Set exercise: Pick out all lines with the word "Declaração" from the records that follow.

Data shown:
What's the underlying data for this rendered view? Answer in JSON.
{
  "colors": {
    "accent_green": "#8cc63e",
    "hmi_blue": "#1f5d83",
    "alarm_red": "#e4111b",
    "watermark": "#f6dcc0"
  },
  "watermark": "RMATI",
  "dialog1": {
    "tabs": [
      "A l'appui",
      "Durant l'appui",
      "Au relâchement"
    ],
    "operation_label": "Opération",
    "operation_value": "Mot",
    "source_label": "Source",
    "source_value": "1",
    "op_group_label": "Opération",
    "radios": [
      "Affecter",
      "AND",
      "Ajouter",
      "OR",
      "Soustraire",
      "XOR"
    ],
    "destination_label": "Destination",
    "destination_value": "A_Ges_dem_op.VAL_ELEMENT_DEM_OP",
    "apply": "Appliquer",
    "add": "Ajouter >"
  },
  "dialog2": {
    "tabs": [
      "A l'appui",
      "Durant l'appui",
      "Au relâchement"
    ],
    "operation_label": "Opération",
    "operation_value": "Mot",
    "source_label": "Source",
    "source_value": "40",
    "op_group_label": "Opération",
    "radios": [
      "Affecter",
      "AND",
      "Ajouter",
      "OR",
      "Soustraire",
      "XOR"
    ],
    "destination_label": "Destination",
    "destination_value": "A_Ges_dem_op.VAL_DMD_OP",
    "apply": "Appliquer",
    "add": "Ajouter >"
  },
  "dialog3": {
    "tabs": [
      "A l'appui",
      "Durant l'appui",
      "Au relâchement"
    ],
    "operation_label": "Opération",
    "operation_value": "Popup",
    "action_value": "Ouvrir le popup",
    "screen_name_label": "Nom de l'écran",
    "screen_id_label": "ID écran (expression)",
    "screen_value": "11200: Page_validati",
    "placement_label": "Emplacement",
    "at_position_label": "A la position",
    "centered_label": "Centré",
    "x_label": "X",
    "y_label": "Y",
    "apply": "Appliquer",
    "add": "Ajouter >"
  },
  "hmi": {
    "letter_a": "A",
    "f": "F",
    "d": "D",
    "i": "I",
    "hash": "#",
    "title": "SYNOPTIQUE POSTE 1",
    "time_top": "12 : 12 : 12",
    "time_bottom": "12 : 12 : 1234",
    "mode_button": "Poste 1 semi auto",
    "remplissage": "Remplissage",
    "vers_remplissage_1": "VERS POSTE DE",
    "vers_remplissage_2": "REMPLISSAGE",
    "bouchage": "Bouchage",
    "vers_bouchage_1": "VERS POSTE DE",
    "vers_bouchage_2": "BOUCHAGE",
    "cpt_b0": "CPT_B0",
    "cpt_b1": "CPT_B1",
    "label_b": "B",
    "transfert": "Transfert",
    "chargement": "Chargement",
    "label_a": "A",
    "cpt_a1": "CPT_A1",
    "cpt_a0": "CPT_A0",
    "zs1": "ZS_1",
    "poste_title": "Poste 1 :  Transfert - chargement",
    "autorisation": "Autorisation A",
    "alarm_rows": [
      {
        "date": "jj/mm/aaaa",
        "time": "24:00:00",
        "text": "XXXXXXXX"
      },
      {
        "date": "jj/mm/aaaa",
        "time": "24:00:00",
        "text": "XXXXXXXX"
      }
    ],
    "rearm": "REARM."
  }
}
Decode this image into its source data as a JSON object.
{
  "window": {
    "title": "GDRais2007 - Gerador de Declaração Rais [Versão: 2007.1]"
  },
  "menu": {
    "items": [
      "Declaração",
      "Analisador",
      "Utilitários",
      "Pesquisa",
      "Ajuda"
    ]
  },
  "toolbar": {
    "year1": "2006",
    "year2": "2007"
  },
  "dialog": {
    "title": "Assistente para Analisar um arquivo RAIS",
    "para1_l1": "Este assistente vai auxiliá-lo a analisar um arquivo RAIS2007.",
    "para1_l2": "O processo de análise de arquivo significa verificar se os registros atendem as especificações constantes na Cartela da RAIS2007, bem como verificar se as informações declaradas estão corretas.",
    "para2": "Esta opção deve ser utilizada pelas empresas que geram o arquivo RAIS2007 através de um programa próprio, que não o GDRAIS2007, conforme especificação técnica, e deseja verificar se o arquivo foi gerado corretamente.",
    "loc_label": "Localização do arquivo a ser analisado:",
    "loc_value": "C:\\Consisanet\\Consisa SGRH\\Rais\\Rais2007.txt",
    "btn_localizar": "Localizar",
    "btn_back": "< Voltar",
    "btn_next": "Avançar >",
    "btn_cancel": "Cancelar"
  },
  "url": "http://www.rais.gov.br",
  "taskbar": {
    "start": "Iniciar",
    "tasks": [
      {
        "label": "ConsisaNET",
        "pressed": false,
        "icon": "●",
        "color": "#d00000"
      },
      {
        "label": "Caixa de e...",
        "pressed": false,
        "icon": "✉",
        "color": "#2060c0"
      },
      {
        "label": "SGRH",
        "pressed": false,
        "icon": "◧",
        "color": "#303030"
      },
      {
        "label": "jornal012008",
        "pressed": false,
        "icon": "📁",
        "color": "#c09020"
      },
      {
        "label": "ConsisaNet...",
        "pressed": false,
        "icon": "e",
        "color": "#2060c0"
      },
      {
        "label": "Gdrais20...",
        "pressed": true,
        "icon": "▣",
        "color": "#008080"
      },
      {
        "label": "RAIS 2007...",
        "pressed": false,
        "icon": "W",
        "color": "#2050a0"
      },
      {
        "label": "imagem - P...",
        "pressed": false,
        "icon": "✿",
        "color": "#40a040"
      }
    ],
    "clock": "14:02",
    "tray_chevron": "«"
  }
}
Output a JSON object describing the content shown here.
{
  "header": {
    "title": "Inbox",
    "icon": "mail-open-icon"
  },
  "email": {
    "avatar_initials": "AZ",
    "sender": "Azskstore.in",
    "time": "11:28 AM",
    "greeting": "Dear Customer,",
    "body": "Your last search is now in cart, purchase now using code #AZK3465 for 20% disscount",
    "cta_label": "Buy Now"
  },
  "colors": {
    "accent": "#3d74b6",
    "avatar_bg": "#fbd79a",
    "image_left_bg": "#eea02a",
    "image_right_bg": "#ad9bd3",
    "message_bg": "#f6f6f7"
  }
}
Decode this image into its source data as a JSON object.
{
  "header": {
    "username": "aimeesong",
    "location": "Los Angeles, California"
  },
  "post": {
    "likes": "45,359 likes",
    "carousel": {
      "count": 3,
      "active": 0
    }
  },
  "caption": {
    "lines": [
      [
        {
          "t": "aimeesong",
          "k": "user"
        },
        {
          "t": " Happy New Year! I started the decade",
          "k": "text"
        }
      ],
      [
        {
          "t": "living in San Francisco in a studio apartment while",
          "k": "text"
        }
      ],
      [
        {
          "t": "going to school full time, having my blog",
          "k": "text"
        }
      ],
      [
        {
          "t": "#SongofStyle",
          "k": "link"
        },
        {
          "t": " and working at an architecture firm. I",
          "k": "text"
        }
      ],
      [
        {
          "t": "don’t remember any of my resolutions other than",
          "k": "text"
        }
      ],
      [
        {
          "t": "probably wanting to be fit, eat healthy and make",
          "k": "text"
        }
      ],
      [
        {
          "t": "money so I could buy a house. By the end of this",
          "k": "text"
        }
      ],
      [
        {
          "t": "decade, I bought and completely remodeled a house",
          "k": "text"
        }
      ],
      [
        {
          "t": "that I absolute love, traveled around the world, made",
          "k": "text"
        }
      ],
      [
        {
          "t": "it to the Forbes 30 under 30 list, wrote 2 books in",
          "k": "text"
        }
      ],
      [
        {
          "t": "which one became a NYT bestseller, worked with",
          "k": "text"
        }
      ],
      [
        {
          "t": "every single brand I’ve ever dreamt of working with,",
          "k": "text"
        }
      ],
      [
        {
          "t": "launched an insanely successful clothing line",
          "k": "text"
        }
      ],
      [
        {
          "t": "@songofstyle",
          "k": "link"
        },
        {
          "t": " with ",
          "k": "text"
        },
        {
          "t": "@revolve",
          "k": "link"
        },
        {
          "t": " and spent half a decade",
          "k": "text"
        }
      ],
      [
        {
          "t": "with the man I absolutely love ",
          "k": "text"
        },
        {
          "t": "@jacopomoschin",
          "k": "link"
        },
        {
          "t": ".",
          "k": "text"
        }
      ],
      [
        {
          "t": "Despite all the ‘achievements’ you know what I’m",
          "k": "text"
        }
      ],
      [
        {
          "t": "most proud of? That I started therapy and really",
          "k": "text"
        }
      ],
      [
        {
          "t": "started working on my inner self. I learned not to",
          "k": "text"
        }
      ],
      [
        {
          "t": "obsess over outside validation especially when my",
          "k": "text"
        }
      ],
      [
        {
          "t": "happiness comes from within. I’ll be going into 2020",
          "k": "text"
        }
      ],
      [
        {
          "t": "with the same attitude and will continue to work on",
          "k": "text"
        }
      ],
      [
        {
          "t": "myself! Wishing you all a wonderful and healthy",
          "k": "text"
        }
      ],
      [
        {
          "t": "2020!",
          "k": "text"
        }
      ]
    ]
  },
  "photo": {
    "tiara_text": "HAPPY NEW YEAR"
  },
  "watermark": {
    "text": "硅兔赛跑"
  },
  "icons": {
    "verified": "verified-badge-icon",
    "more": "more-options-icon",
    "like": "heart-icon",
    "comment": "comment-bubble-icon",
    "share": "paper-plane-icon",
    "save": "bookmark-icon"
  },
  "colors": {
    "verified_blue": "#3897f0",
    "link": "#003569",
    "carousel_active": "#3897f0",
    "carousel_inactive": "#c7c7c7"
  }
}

The completed task:
    "title": "GDRais2007 - Gerador de Declaração Rais [Versão: 2007.1]"
      "Declaração",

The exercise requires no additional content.